▶ [WHAT NEEDS TO BE DONE] Every line of the listing must be reproduced as it stands. Leave the images behind.

Dataset entries
-- begin --

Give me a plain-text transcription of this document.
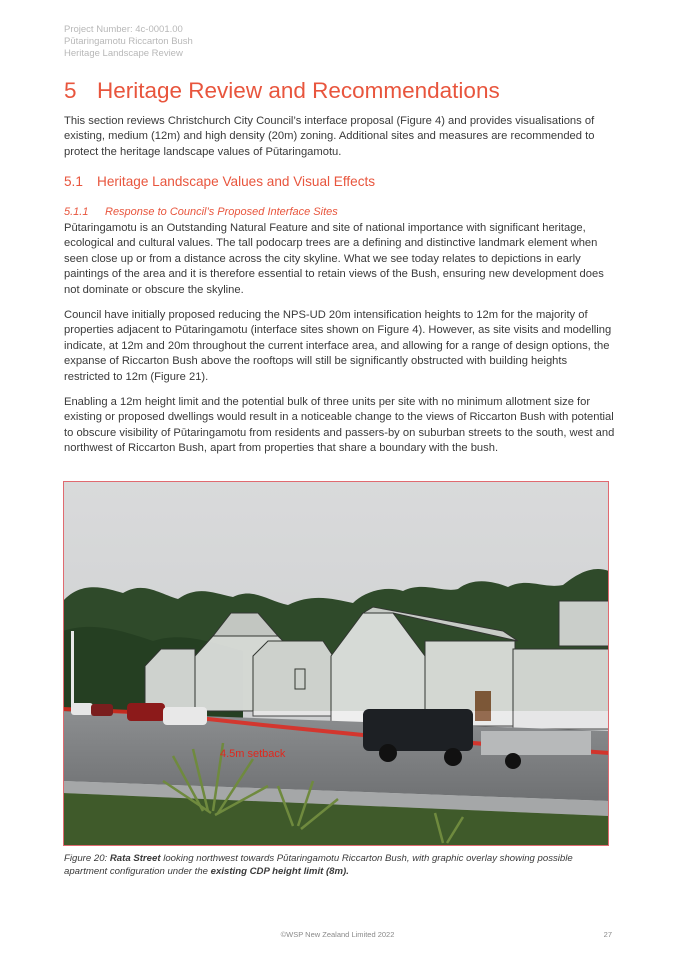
Project Number: 4c-0001.00
Pūtaringamotu Riccarton Bush
Heritage Landscape Review
5 Heritage Review and Recommendations
This section reviews Christchurch City Council’s interface proposal (Figure 4) and provides visualisations of existing, medium (12m) and high density (20m) zoning. Additional sites and measures are recommended to protect the heritage landscape values of Pūtaringamotu.
5.1 Heritage Landscape Values and Visual Effects
5.1.1 Response to Council’s Proposed Interface Sites
Pūtaringamotu is an Outstanding Natural Feature and site of national importance with significant heritage, ecological and cultural values. The tall podocarp trees are a defining and distinctive landmark element when seen close up or from a distance across the city skyline. What we see today relates to depictions in early paintings of the area and it is therefore essential to retain views of the Bush, ensuring new development does not dominate or obscure the skyline.
Council have initially proposed reducing the NPS-UD 20m intensification heights to 12m for the majority of properties adjacent to Pūtaringamotu (interface sites shown on Figure 4). However, as site visits and modelling indicate, at 12m and 20m throughout the current interface area, and allowing for a range of design options, the expanse of Riccarton Bush above the rooftops will still be significantly obstructed with building heights restricted to 12m (Figure 21).
Enabling a 12m height limit and the potential bulk of three units per site with no minimum allotment size for existing or proposed dwellings would result in a noticeable change to the views of Riccarton Bush with potential to obscure visibility of Pūtaringamotu from residents and passers-by on suburban streets to the south, west and northwest of Riccarton Bush, apart from properties that share a boundary with the bush.
4.5m setback
Figure 20: Rata Street looking northwest towards Pūtaringamotu Riccarton Bush, with graphic overlay showing possible apartment configuration under the existing CDP height limit (8m).
©WSP New Zealand Limited 2022	27
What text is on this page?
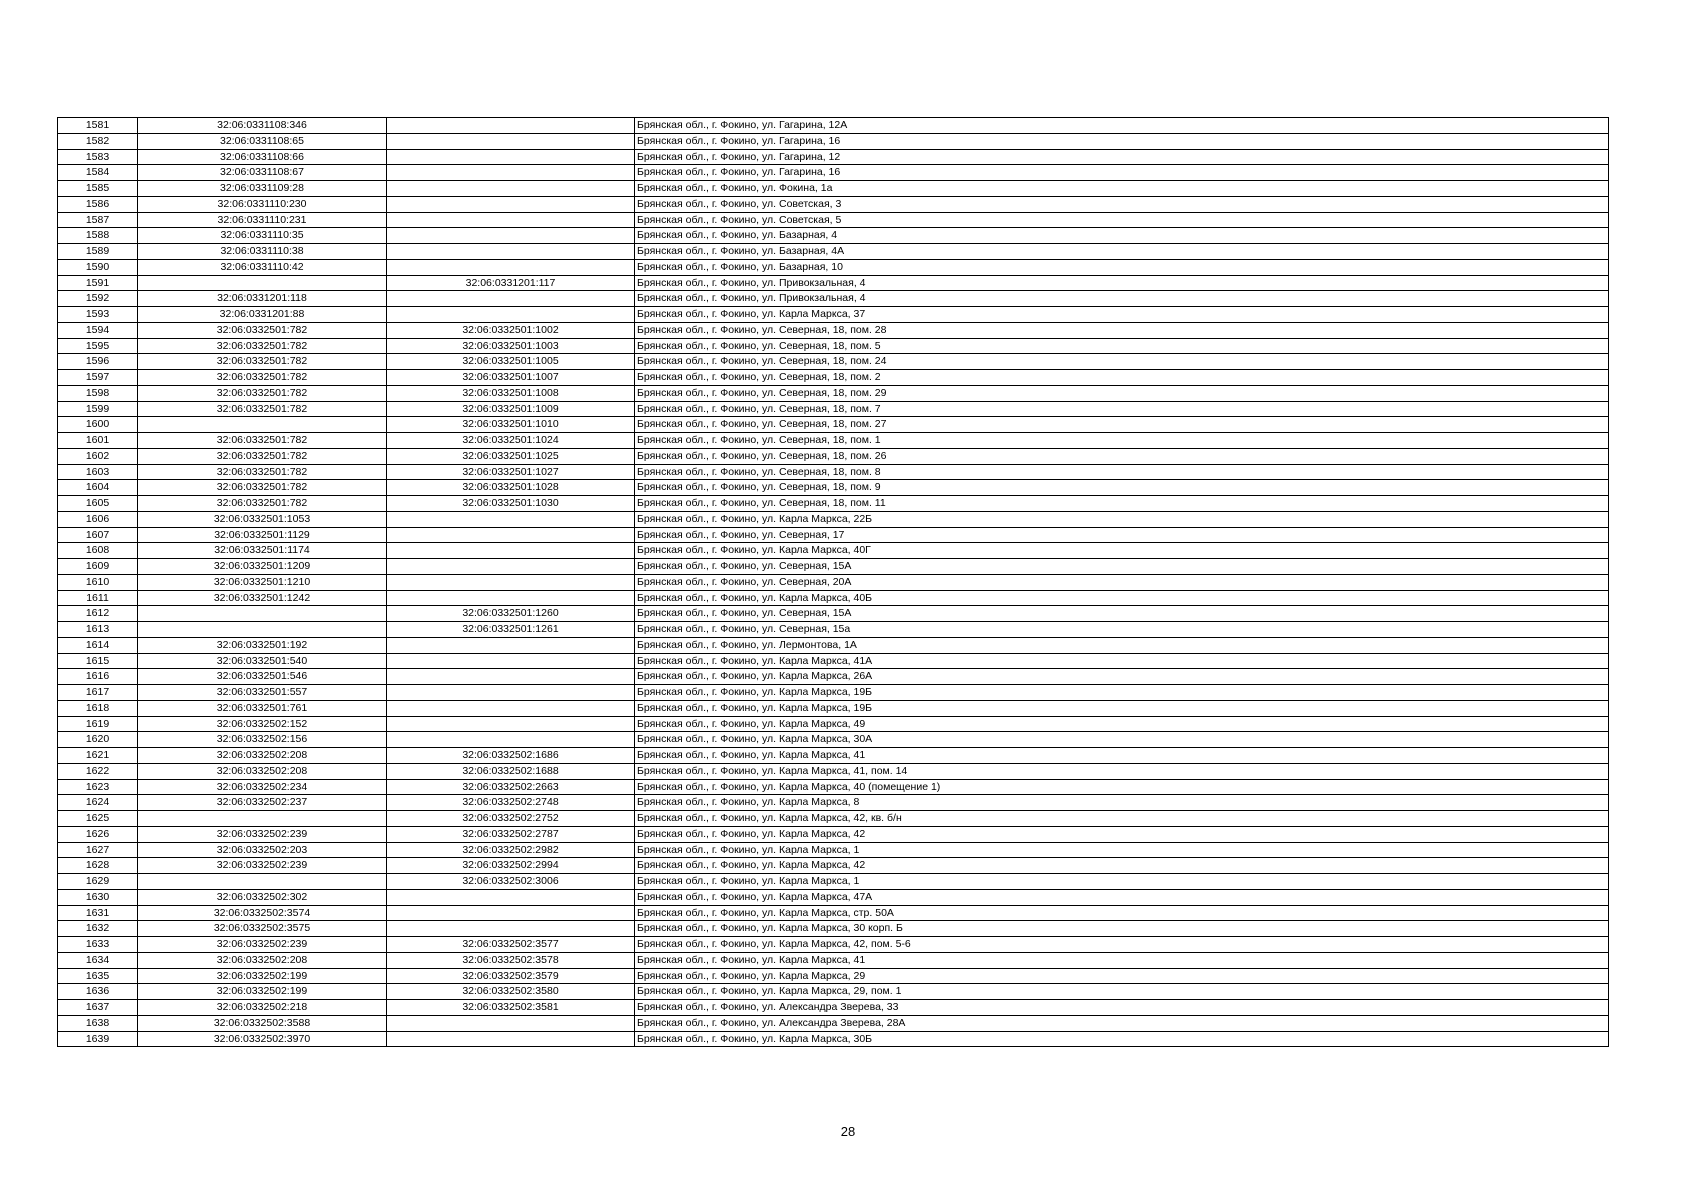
1581	32:06:0331108:346		Брянская обл., г. Фокино, ул. Гагарина, 12А
1582	32:06:0331108:65		Брянская обл., г. Фокино, ул. Гагарина, 16
1583	32:06:0331108:66		Брянская обл., г. Фокино, ул. Гагарина, 12
1584	32:06:0331108:67		Брянская обл., г. Фокино, ул. Гагарина, 16
1585	32:06:0331109:28		Брянская обл., г. Фокино, ул. Фокина, 1а
1586	32:06:0331110:230		Брянская обл., г. Фокино, ул. Советская, 3
1587	32:06:0331110:231		Брянская обл., г. Фокино, ул. Советская, 5
1588	32:06:0331110:35		Брянская обл., г. Фокино, ул. Базарная, 4
1589	32:06:0331110:38		Брянская обл., г. Фокино, ул. Базарная, 4А
1590	32:06:0331110:42		Брянская обл., г. Фокино, ул. Базарная, 10
1591		32:06:0331201:117	Брянская обл., г. Фокино, ул. Привокзальная, 4
1592	32:06:0331201:118		Брянская обл., г. Фокино, ул. Привокзальная, 4
1593	32:06:0331201:88		Брянская обл., г. Фокино, ул. Карла Маркса, 37
1594	32:06:0332501:782	32:06:0332501:1002	Брянская обл., г. Фокино, ул. Северная, 18, пом. 28
1595	32:06:0332501:782	32:06:0332501:1003	Брянская обл., г. Фокино, ул. Северная, 18, пом. 5
1596	32:06:0332501:782	32:06:0332501:1005	Брянская обл., г. Фокино, ул. Северная, 18, пом. 24
1597	32:06:0332501:782	32:06:0332501:1007	Брянская обл., г. Фокино, ул. Северная, 18, пом. 2
1598	32:06:0332501:782	32:06:0332501:1008	Брянская обл., г. Фокино, ул. Северная, 18, пом. 29
1599	32:06:0332501:782	32:06:0332501:1009	Брянская обл., г. Фокино, ул. Северная, 18, пом. 7
1600		32:06:0332501:1010	Брянская обл., г. Фокино, ул. Северная, 18, пом. 27
1601	32:06:0332501:782	32:06:0332501:1024	Брянская обл., г. Фокино, ул. Северная, 18, пом. 1
1602	32:06:0332501:782	32:06:0332501:1025	Брянская обл., г. Фокино, ул. Северная, 18, пом. 26
1603	32:06:0332501:782	32:06:0332501:1027	Брянская обл., г. Фокино, ул. Северная, 18, пом. 8
1604	32:06:0332501:782	32:06:0332501:1028	Брянская обл., г. Фокино, ул. Северная, 18, пом. 9
1605	32:06:0332501:782	32:06:0332501:1030	Брянская обл., г. Фокино, ул. Северная, 18, пом. 11
1606	32:06:0332501:1053		Брянская обл., г. Фокино, ул. Карла Маркса, 22Б
1607	32:06:0332501:1129		Брянская обл., г. Фокино, ул. Северная, 17
1608	32:06:0332501:1174		Брянская обл., г. Фокино, ул. Карла Маркса, 40Г
1609	32:06:0332501:1209		Брянская обл., г. Фокино, ул. Северная, 15А
1610	32:06:0332501:1210		Брянская обл., г. Фокино, ул. Северная, 20А
1611	32:06:0332501:1242		Брянская обл., г. Фокино, ул. Карла Маркса, 40Б
1612		32:06:0332501:1260	Брянская обл., г. Фокино, ул. Северная, 15А
1613		32:06:0332501:1261	Брянская обл., г. Фокино, ул. Северная, 15а
1614	32:06:0332501:192		Брянская обл., г. Фокино, ул. Лермонтова, 1А
1615	32:06:0332501:540		Брянская обл., г. Фокино, ул. Карла Маркса, 41А
1616	32:06:0332501:546		Брянская обл., г. Фокино, ул. Карла Маркса, 26А
1617	32:06:0332501:557		Брянская обл., г. Фокино, ул. Карла Маркса, 19Б
1618	32:06:0332501:761		Брянская обл., г. Фокино, ул. Карла Маркса, 19Б
1619	32:06:0332502:152		Брянская обл., г. Фокино, ул. Карла Маркса, 49
1620	32:06:0332502:156		Брянская обл., г. Фокино, ул. Карла Маркса, 30А
1621	32:06:0332502:208	32:06:0332502:1686	Брянская обл., г. Фокино, ул. Карла Маркса, 41
1622	32:06:0332502:208	32:06:0332502:1688	Брянская обл., г. Фокино, ул. Карла Маркса, 41, пом. 14
1623	32:06:0332502:234	32:06:0332502:2663	Брянская обл., г. Фокино, ул. Карла Маркса, 40 (помещение 1)
1624	32:06:0332502:237	32:06:0332502:2748	Брянская обл., г. Фокино, ул. Карла Маркса, 8
1625		32:06:0332502:2752	Брянская обл., г. Фокино, ул. Карла Маркса, 42, кв. б/н
1626	32:06:0332502:239	32:06:0332502:2787	Брянская обл., г. Фокино, ул. Карла Маркса, 42
1627	32:06:0332502:203	32:06:0332502:2982	Брянская обл., г. Фокино, ул. Карла Маркса, 1
1628	32:06:0332502:239	32:06:0332502:2994	Брянская обл., г. Фокино, ул. Карла Маркса, 42
1629		32:06:0332502:3006	Брянская обл., г. Фокино, ул. Карла Маркса, 1
1630	32:06:0332502:302		Брянская обл., г. Фокино, ул. Карла Маркса, 47А
1631	32:06:0332502:3574		Брянская обл., г. Фокино, ул. Карла Маркса, стр. 50А
1632	32:06:0332502:3575		Брянская обл., г. Фокино, ул. Карла Маркса, 30 корп. Б
1633	32:06:0332502:239	32:06:0332502:3577	Брянская обл., г. Фокино, ул. Карла Маркса, 42, пом. 5-6
1634	32:06:0332502:208	32:06:0332502:3578	Брянская обл., г. Фокино, ул. Карла Маркса, 41
1635	32:06:0332502:199	32:06:0332502:3579	Брянская обл., г. Фокино, ул. Карла Маркса, 29
1636	32:06:0332502:199	32:06:0332502:3580	Брянская обл., г. Фокино, ул. Карла Маркса, 29, пом. 1
1637	32:06:0332502:218	32:06:0332502:3581	Брянская обл., г. Фокино, ул. Александра Зверева, 33
1638	32:06:0332502:3588		Брянская обл., г. Фокино, ул. Александра Зверева, 28А
1639	32:06:0332502:3970		Брянская обл., г. Фокино, ул. Карла Маркса, 30Б
28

-- end --

▶ [ANSWER IN FULL]
Give me a plain-text transcription of this document.
Project Number: 4c-0001.00
Pūtaringamotu Riccarton Bush
Heritage Landscape Review
5 Heritage Review and Recommendations
This section reviews Christchurch City Council’s interface proposal (Figure 4) and provides visualisations of existing, medium (12m) and high density (20m) zoning. Additional sites and measures are recommended to protect the heritage landscape values of Pūtaringamotu.
5.1 Heritage Landscape Values and Visual Effects
5.1.1 Response to Council’s Proposed Interface Sites
Pūtaringamotu is an Outstanding Natural Feature and site of national importance with significant heritage, ecological and cultural values. The tall podocarp trees are a defining and distinctive landmark element when seen close up or from a distance across the city skyline. What we see today relates to depictions in early paintings of the area and it is therefore essential to retain views of the Bush, ensuring new development does not dominate or obscure the skyline.
Council have initially proposed reducing the NPS-UD 20m intensification heights to 12m for the majority of properties adjacent to Pūtaringamotu (interface sites shown on Figure 4). However, as site visits and modelling indicate, at 12m and 20m throughout the current interface area, and allowing for a range of design options, the expanse of Riccarton Bush above the rooftops will still be significantly obstructed with building heights restricted to 12m (Figure 21).
Enabling a 12m height limit and the potential bulk of three units per site with no minimum allotment size for existing or proposed dwellings would result in a noticeable change to the views of Riccarton Bush with potential to obscure visibility of Pūtaringamotu from residents and passers-by on suburban streets to the south, west and northwest of Riccarton Bush, apart from properties that share a boundary with the bush.
4.5m setback
Figure 20: Rata Street looking northwest towards Pūtaringamotu Riccarton Bush, with graphic overlay showing possible apartment configuration under the existing CDP height limit (8m).
©WSP New Zealand Limited 2022	27
What text is on this page?
1581	32:06:0331108:346		Брянская обл., г. Фокино, ул. Гагарина, 12А
1582	32:06:0331108:65		Брянская обл., г. Фокино, ул. Гагарина, 16
1583	32:06:0331108:66		Брянская обл., г. Фокино, ул. Гагарина, 12
1584	32:06:0331108:67		Брянская обл., г. Фокино, ул. Гагарина, 16
1585	32:06:0331109:28		Брянская обл., г. Фокино, ул. Фокина, 1а
1586	32:06:0331110:230		Брянская обл., г. Фокино, ул. Советская, 3
1587	32:06:0331110:231		Брянская обл., г. Фокино, ул. Советская, 5
1588	32:06:0331110:35		Брянская обл., г. Фокино, ул. Базарная, 4
1589	32:06:0331110:38		Брянская обл., г. Фокино, ул. Базарная, 4А
1590	32:06:0331110:42		Брянская обл., г. Фокино, ул. Базарная, 10
1591		32:06:0331201:117	Брянская обл., г. Фокино, ул. Привокзальная, 4
1592	32:06:0331201:118		Брянская обл., г. Фокино, ул. Привокзальная, 4
1593	32:06:0331201:88		Брянская обл., г. Фокино, ул. Карла Маркса, 37
1594	32:06:0332501:782	32:06:0332501:1002	Брянская обл., г. Фокино, ул. Северная, 18, пом. 28
1595	32:06:0332501:782	32:06:0332501:1003	Брянская обл., г. Фокино, ул. Северная, 18, пом. 5
1596	32:06:0332501:782	32:06:0332501:1005	Брянская обл., г. Фокино, ул. Северная, 18, пом. 24
1597	32:06:0332501:782	32:06:0332501:1007	Брянская обл., г. Фокино, ул. Северная, 18, пом. 2
1598	32:06:0332501:782	32:06:0332501:1008	Брянская обл., г. Фокино, ул. Северная, 18, пом. 29
1599	32:06:0332501:782	32:06:0332501:1009	Брянская обл., г. Фокино, ул. Северная, 18, пом. 7
1600		32:06:0332501:1010	Брянская обл., г. Фокино, ул. Северная, 18, пом. 27
1601	32:06:0332501:782	32:06:0332501:1024	Брянская обл., г. Фокино, ул. Северная, 18, пом. 1
1602	32:06:0332501:782	32:06:0332501:1025	Брянская обл., г. Фокино, ул. Северная, 18, пом. 26
1603	32:06:0332501:782	32:06:0332501:1027	Брянская обл., г. Фокино, ул. Северная, 18, пом. 8
1604	32:06:0332501:782	32:06:0332501:1028	Брянская обл., г. Фокино, ул. Северная, 18, пом. 9
1605	32:06:0332501:782	32:06:0332501:1030	Брянская обл., г. Фокино, ул. Северная, 18, пом. 11
1606	32:06:0332501:1053		Брянская обл., г. Фокино, ул. Карла Маркса, 22Б
1607	32:06:0332501:1129		Брянская обл., г. Фокино, ул. Северная, 17
1608	32:06:0332501:1174		Брянская обл., г. Фокино, ул. Карла Маркса, 40Г
1609	32:06:0332501:1209		Брянская обл., г. Фокино, ул. Северная, 15А
1610	32:06:0332501:1210		Брянская обл., г. Фокино, ул. Северная, 20А
1611	32:06:0332501:1242		Брянская обл., г. Фокино, ул. Карла Маркса, 40Б
1612		32:06:0332501:1260	Брянская обл., г. Фокино, ул. Северная, 15А
1613		32:06:0332501:1261	Брянская обл., г. Фокино, ул. Северная, 15а
1614	32:06:0332501:192		Брянская обл., г. Фокино, ул. Лермонтова, 1А
1615	32:06:0332501:540		Брянская обл., г. Фокино, ул. Карла Маркса, 41А
1616	32:06:0332501:546		Брянская обл., г. Фокино, ул. Карла Маркса, 26А
1617	32:06:0332501:557		Брянская обл., г. Фокино, ул. Карла Маркса, 19Б
1618	32:06:0332501:761		Брянская обл., г. Фокино, ул. Карла Маркса, 19Б
1619	32:06:0332502:152		Брянская обл., г. Фокино, ул. Карла Маркса, 49
1620	32:06:0332502:156		Брянская обл., г. Фокино, ул. Карла Маркса, 30А
1621	32:06:0332502:208	32:06:0332502:1686	Брянская обл., г. Фокино, ул. Карла Маркса, 41
1622	32:06:0332502:208	32:06:0332502:1688	Брянская обл., г. Фокино, ул. Карла Маркса, 41, пом. 14
1623	32:06:0332502:234	32:06:0332502:2663	Брянская обл., г. Фокино, ул. Карла Маркса, 40 (помещение 1)
1624	32:06:0332502:237	32:06:0332502:2748	Брянская обл., г. Фокино, ул. Карла Маркса, 8
1625		32:06:0332502:2752	Брянская обл., г. Фокино, ул. Карла Маркса, 42, кв. б/н
1626	32:06:0332502:239	32:06:0332502:2787	Брянская обл., г. Фокино, ул. Карла Маркса, 42
1627	32:06:0332502:203	32:06:0332502:2982	Брянская обл., г. Фокино, ул. Карла Маркса, 1
1628	32:06:0332502:239	32:06:0332502:2994	Брянская обл., г. Фокино, ул. Карла Маркса, 42
1629		32:06:0332502:3006	Брянская обл., г. Фокино, ул. Карла Маркса, 1
1630	32:06:0332502:302		Брянская обл., г. Фокино, ул. Карла Маркса, 47А
1631	32:06:0332502:3574		Брянская обл., г. Фокино, ул. Карла Маркса, стр. 50А
1632	32:06:0332502:3575		Брянская обл., г. Фокино, ул. Карла Маркса, 30 корп. Б
1633	32:06:0332502:239	32:06:0332502:3577	Брянская обл., г. Фокино, ул. Карла Маркса, 42, пом. 5-6
1634	32:06:0332502:208	32:06:0332502:3578	Брянская обл., г. Фокино, ул. Карла Маркса, 41
1635	32:06:0332502:199	32:06:0332502:3579	Брянская обл., г. Фокино, ул. Карла Маркса, 29
1636	32:06:0332502:199	32:06:0332502:3580	Брянская обл., г. Фокино, ул. Карла Маркса, 29, пом. 1
1637	32:06:0332502:218	32:06:0332502:3581	Брянская обл., г. Фокино, ул. Александра Зверева, 33
1638	32:06:0332502:3588		Брянская обл., г. Фокино, ул. Александра Зверева, 28А
1639	32:06:0332502:3970		Брянская обл., г. Фокино, ул. Карла Маркса, 30Б
28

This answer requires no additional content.